┌──
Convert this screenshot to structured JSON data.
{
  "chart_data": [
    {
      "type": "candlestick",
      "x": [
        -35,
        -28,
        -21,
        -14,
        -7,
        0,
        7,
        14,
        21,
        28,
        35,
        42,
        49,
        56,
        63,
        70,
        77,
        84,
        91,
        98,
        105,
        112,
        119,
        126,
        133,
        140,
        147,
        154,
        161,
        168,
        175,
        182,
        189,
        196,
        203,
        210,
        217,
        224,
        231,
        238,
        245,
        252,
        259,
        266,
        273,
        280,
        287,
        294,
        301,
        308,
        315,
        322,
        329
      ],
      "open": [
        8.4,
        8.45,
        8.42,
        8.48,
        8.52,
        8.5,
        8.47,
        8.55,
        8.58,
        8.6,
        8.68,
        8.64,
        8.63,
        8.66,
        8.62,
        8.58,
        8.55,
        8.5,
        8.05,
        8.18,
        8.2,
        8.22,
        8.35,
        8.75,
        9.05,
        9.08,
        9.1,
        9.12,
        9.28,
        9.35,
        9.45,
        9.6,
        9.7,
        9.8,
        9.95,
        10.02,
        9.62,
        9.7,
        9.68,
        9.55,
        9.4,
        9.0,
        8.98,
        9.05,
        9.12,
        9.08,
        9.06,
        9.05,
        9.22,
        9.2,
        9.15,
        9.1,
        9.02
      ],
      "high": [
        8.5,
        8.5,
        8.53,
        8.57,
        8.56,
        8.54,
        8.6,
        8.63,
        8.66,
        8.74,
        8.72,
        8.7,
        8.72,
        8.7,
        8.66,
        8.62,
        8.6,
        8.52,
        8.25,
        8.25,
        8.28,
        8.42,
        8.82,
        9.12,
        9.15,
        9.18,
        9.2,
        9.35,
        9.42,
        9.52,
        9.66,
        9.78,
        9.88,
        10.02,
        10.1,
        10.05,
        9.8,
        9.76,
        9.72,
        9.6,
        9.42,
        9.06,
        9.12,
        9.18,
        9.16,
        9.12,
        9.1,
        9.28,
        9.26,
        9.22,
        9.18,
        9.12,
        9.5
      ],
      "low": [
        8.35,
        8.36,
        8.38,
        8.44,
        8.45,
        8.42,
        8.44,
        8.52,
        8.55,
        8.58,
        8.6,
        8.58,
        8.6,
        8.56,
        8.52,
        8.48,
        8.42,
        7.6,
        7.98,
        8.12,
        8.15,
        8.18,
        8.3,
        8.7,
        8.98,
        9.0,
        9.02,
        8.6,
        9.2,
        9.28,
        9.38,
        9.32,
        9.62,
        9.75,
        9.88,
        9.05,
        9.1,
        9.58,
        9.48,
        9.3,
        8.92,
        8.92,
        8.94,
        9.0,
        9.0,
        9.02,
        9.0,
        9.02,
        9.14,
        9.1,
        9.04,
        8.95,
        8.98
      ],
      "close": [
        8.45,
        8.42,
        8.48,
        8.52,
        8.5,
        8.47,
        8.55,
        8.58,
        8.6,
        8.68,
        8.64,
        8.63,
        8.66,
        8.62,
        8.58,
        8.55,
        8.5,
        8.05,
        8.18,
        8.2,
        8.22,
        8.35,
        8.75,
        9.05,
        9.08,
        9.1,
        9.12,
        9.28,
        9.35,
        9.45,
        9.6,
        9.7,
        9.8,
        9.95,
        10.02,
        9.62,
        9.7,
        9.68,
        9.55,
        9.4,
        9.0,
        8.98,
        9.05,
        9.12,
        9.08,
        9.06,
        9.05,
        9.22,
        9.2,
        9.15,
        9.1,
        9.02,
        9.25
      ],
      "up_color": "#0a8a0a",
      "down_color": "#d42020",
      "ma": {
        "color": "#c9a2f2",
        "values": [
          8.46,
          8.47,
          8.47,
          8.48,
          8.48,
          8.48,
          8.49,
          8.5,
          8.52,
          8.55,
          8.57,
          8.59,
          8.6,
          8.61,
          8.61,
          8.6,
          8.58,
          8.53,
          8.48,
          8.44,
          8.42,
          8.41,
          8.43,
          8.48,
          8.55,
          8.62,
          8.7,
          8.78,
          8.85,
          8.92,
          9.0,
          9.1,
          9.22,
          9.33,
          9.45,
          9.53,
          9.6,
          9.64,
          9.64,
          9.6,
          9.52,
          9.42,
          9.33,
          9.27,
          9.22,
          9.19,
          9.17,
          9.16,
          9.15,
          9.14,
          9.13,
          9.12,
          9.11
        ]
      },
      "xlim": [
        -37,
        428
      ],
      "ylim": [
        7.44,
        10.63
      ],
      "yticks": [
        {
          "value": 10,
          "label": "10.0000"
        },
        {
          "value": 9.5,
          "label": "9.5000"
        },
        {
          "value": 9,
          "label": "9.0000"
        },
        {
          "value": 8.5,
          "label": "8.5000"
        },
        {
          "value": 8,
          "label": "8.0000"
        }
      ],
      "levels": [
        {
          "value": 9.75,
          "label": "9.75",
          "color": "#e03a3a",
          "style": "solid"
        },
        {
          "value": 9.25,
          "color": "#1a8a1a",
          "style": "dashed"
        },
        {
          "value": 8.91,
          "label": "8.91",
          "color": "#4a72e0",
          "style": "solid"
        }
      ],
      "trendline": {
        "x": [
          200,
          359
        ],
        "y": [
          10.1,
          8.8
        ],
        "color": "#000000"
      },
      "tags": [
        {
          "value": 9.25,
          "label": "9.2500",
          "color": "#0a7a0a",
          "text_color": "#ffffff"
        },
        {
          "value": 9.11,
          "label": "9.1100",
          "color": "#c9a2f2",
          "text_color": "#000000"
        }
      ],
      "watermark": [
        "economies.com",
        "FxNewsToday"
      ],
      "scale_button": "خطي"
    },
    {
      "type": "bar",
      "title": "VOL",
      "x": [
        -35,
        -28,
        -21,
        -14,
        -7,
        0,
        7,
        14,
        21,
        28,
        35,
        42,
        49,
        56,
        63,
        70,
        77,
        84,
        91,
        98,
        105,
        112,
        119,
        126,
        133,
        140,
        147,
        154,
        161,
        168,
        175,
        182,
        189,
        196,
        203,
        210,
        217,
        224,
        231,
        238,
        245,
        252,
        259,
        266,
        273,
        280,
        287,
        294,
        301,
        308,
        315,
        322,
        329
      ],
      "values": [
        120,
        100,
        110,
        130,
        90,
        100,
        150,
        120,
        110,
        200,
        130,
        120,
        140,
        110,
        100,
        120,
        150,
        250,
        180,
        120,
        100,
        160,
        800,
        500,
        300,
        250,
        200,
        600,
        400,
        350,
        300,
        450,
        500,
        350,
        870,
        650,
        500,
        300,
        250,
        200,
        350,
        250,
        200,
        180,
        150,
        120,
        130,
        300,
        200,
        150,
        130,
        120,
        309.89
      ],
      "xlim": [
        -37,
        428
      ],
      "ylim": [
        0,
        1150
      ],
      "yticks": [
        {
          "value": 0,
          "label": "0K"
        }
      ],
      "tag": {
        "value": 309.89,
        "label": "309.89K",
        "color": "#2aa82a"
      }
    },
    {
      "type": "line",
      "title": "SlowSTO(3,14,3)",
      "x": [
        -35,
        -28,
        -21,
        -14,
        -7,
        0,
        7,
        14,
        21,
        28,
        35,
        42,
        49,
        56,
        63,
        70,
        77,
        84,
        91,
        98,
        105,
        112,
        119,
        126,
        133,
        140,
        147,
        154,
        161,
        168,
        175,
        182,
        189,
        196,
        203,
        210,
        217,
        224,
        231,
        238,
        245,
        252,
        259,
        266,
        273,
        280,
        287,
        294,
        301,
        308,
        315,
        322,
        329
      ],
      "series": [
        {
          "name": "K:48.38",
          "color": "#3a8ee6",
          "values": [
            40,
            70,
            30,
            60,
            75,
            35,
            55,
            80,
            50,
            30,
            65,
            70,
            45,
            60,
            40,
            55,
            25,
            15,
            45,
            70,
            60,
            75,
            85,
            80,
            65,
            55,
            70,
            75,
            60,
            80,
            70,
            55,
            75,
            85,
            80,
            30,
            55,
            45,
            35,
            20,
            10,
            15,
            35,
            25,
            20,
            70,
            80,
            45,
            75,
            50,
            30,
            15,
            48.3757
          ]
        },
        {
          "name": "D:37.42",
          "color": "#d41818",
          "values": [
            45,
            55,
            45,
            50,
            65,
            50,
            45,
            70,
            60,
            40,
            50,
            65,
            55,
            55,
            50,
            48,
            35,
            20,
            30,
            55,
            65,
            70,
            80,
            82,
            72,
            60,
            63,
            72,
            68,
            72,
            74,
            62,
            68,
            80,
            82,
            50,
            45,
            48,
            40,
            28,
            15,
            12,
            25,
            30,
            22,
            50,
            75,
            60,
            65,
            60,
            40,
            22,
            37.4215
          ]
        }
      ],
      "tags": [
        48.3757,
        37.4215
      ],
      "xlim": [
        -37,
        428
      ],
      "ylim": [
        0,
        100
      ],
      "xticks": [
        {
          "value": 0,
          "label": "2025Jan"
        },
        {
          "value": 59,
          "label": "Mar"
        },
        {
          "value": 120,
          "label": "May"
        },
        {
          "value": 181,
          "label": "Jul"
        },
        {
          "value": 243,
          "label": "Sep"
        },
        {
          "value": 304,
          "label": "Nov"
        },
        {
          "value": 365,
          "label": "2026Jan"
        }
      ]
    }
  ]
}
└──
What needs to be done: Pick out the lines that have the word "type". Copy them all.

Finished answer:
      "type": "candlestick",
      "type": "bar",
      "type": "line",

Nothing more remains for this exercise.